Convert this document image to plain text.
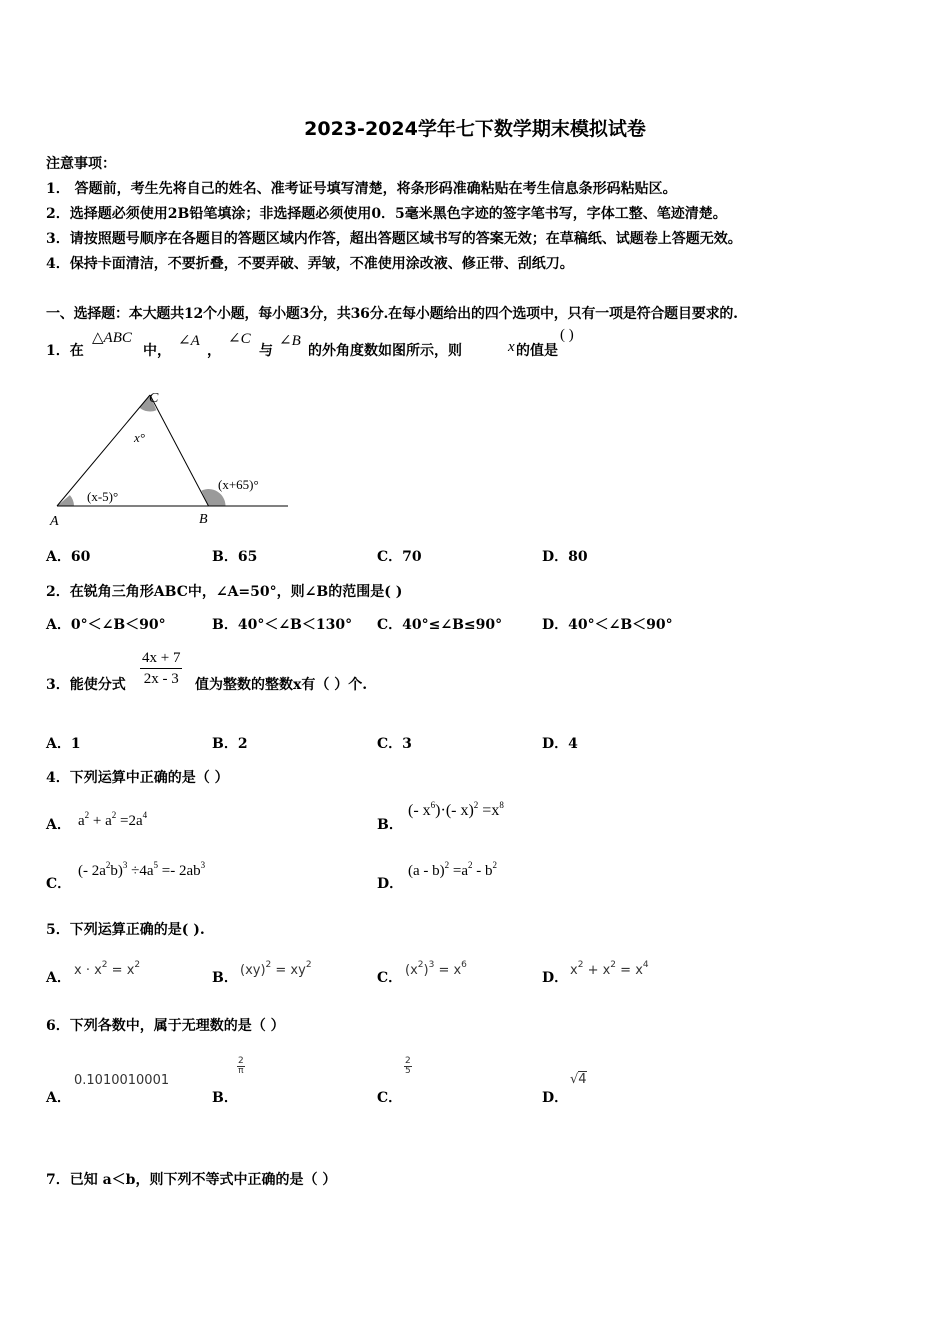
2023-2024学年七下数学期末模拟试卷
注意事项：
1． 答题前，考生先将自己的姓名、准考证号填写清楚，将条形码准确粘贴在考生信息条形码粘贴区。
2．选择题必须使用2B铅笔填涂；非选择题必须使用0．5毫米黑色字迹的签字笔书写，字体工整、笔迹清楚。
3．请按照题号顺序在各题目的答题区域内作答，超出答题区域书写的答案无效；在草稿纸、试题卷上答题无效。
4．保持卡面清洁，不要折叠，不要弄破、弄皱，不准使用涂改液、修正带、刮纸刀。
一、选择题：本大题共12个小题，每小题3分，共36分.在每小题给出的四个选项中，只有一项是符合题目要求的.
1．在
△ABC
中，
∠A
，
∠C
与
∠B
的外角度数如图所示，则	x 的值是
( )
C
A	B
x°
(x-5)°
(x+65)°
A．60	B．65	C．70	D．80
2．在锐角三角形ABC中，∠A=50°，则∠B的范围是( )
A．0°＜∠B＜90°	B．40°＜∠B＜130° C．40°≤∠B≤90°	D．40°＜∠B＜90°
3．能使分式 $\frac{4x + 7}{2x - 3}$ 值为整数的整数x有（ ）个.
A．1	B．2	C．3	D．4
4．下列运算中正确的是（ ）
A． $a^2 + a^2 =2a^4$
B．
(- $x^6)\cdot(-$ $x)^2 =x^8$
C．
(- $2a^2b)^3 \div 4a^5 =- 2ab^3$
D．
$(a - b)^2 =a^2 - b^2$
5．下列运算正确的是( ).
A． $x \cdot x^2 = x^2$
B． $(xy)^2 = xy^2$
C． $(x^2)^3 = x^6$
D． $x^2 + x^2 = x^4$
6．下列各数中，属于无理数的是（ ）
A．
0.1010010001
B．
$\frac{2}{\pi}$
C．
$\frac{2}{5}$
D．
√4
7．已知 a＜b，则下列不等式中正确的是（ ）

▬▬▬▬▬▬▬▬▬▬

TASK GOAL -
Retype each entry precisely. Skip images entirely.

SOLUTION BELOW -
Convert this document image to plain text.
2023-2024学年七下数学期末模拟试卷
注意事项：
1． 答题前，考生先将自己的姓名、准考证号填写清楚，将条形码准确粘贴在考生信息条形码粘贴区。
2．选择题必须使用2B铅笔填涂；非选择题必须使用0．5毫米黑色字迹的签字笔书写，字体工整、笔迹清楚。
3．请按照题号顺序在各题目的答题区域内作答，超出答题区域书写的答案无效；在草稿纸、试题卷上答题无效。
4．保持卡面清洁，不要折叠，不要弄破、弄皱，不准使用涂改液、修正带、刮纸刀。
一、选择题：本大题共12个小题，每小题3分，共36分.在每小题给出的四个选项中，只有一项是符合题目要求的.
1．在
△ABC
中，
∠A
，
∠C
与
∠B
的外角度数如图所示，则	x 的值是
( )
C
A	B
x°
(x-5)°
(x+65)°
A．60	B．65	C．70	D．80
2．在锐角三角形ABC中，∠A=50°，则∠B的范围是( )
A．0°＜∠B＜90°	B．40°＜∠B＜130° C．40°≤∠B≤90°	D．40°＜∠B＜90°
3．能使分式 $\frac{4x + 7}{2x - 3}$ 值为整数的整数x有（ ）个.
A．1	B．2	C．3	D．4
4．下列运算中正确的是（ ）
A． $a^2 + a^2 =2a^4$
B．
(- $x^6)\cdot(-$ $x)^2 =x^8$
C．
(- $2a^2b)^3 \div 4a^5 =- 2ab^3$
D．
$(a - b)^2 =a^2 - b^2$
5．下列运算正确的是( ).
A． $x \cdot x^2 = x^2$
B． $(xy)^2 = xy^2$
C． $(x^2)^3 = x^6$
D． $x^2 + x^2 = x^4$
6．下列各数中，属于无理数的是（ ）
A．
0.1010010001
B．
$\frac{2}{\pi}$
C．
$\frac{2}{5}$
D．
√4
7．已知 a＜b，则下列不等式中正确的是（ ）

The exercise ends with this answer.